## The data
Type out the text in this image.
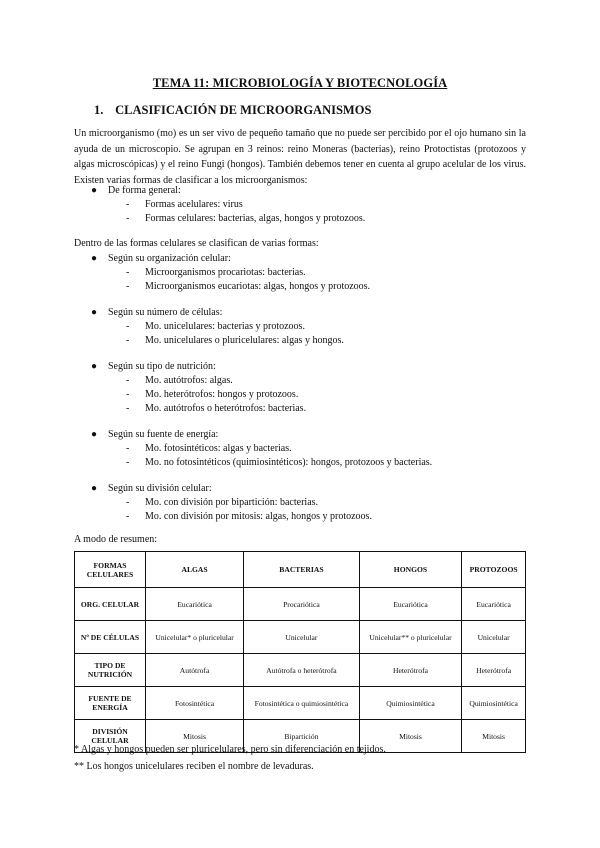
TEMA 11: MICROBIOLOGÍA Y BIOTECNOLOGÍA
1. CLASIFICACIÓN DE MICROORGANISMOS
Un microorganismo (mo) es un ser vivo de pequeño tamaño que no puede ser percibido por el ojo humano sin la ayuda de un microscopio. Se agrupan en 3 reinos: reino Moneras (bacterias), reino Protoctistas (protozoos y algas microscópicas) y el reino Fungi (hongos). También debemos tener en cuenta al grupo acelular de los virus. Existen varias formas de clasificar a los microorganismos:
● De forma general:
- Formas acelulares: virus
- Formas celulares: bacterias, algas, hongos y protozoos.
Dentro de las formas celulares se clasifican de varias formas:
● Según su organización celular:
- Microorganismos procariotas: bacterias.
- Microorganismos eucariotas: algas, hongos y protozoos.
● Según su número de células:
- Mo. unicelulares: bacterias y protozoos.
- Mo. unicelulares o pluricelulares: algas y hongos.
● Según su tipo de nutrición:
- Mo. autótrofos: algas.
- Mo. heterótrofos: hongos y protozoos.
- Mo. autótrofos o heterótrofos: bacterias.
● Según su fuente de energía:
- Mo. fotosintéticos: algas y bacterias.
- Mo. no fotosintéticos (quimiosintéticos): hongos, protozoos y bacterias.
● Según su división celular:
- Mo. con división por bipartición: bacterias.
- Mo. con división por mitosis: algas, hongos y protozoos.
A modo de resumen:
FORMAS CELULARES	ALGAS	BACTERIAS	HONGOS	PROTOZOOS
ORG. CELULAR	Eucariótica	Procariótica	Eucariótica	Eucariótica
Nº DE CÉLULAS	Unicelular* o pluricelular	Unicelular	Unicelular** o pluricelular	Unicelular
TIPO DE NUTRICIÓN	Autótrofa	Autótrofa o heterótrofa	Heterótrofa	Heterótrofa
FUENTE DE ENERGÍA	Fotosintética	Fotosintética o quimiosintética	Quimiosintética	Quimiosintética
DIVISIÓN CELULAR	Mitosis	Bipartición	Mitosis	Mitosis
* Algas y hongos pueden ser pluricelulares, pero sin diferenciación en tejidos.
** Los hongos unicelulares reciben el nombre de levaduras.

## Work required
For the entries shown above, tally every line containing the word "autótrofos". Report the tally and nothing else.

## Solved problem
2